**Listados de coordenadas de recuadros**

* * * * *

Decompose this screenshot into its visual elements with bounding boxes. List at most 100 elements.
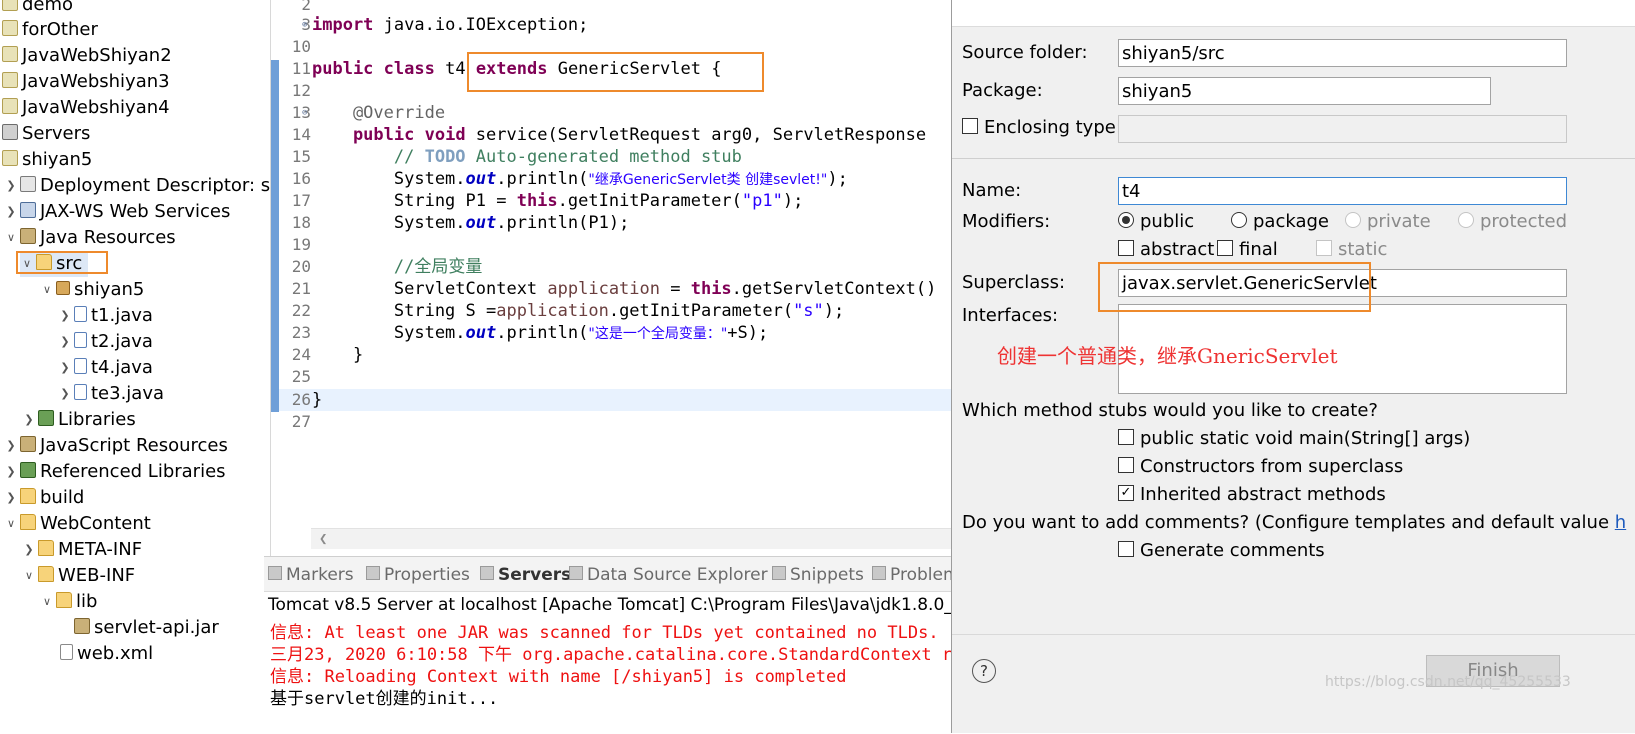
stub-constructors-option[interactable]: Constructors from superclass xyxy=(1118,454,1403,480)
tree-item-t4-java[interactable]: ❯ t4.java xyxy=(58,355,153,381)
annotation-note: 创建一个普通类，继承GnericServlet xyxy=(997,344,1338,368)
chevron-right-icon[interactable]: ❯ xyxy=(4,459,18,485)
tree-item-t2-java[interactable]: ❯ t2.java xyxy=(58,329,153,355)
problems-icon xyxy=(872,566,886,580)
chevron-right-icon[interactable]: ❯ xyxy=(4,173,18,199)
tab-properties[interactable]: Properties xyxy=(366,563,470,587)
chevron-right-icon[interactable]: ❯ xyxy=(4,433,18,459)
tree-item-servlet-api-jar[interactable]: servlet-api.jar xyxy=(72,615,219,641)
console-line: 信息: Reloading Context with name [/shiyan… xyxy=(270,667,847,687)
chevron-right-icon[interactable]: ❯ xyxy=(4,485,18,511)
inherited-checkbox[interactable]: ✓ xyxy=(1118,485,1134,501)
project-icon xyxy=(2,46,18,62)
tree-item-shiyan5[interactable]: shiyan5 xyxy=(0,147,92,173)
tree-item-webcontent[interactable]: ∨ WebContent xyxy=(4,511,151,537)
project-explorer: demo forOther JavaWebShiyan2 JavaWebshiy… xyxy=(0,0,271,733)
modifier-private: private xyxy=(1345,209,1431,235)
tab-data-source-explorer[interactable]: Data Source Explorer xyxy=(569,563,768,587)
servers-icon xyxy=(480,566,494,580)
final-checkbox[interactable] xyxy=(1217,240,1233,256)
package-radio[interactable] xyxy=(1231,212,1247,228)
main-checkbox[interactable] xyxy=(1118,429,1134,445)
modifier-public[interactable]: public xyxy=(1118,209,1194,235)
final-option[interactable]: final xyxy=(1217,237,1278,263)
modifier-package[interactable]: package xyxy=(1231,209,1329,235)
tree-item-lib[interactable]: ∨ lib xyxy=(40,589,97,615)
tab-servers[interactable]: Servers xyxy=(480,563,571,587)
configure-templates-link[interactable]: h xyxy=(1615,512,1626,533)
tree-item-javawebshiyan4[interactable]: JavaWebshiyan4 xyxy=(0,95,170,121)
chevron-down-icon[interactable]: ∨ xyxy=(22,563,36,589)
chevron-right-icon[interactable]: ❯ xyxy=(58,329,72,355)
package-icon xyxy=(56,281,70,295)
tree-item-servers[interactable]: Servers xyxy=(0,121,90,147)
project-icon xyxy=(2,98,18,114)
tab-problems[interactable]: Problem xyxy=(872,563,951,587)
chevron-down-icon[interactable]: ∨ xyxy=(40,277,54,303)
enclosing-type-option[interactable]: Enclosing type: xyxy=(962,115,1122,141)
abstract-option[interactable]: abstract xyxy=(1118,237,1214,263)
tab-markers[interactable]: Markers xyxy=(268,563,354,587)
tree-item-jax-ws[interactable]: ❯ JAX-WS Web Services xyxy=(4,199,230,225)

* * * * *

**Requisito**
Identifica cada línea de los ítems que contenga la cadena "explorer" y cópiala; se distinguen mayúsculas de minúsculas.

**Salida completa**
project-explorer: demo forOther JavaWebShiyan2 JavaWebshiy… xyxy=(0,0,271,733)
tab-data-source-explorer[interactable]: Data Source Explorer xyxy=(569,563,768,587)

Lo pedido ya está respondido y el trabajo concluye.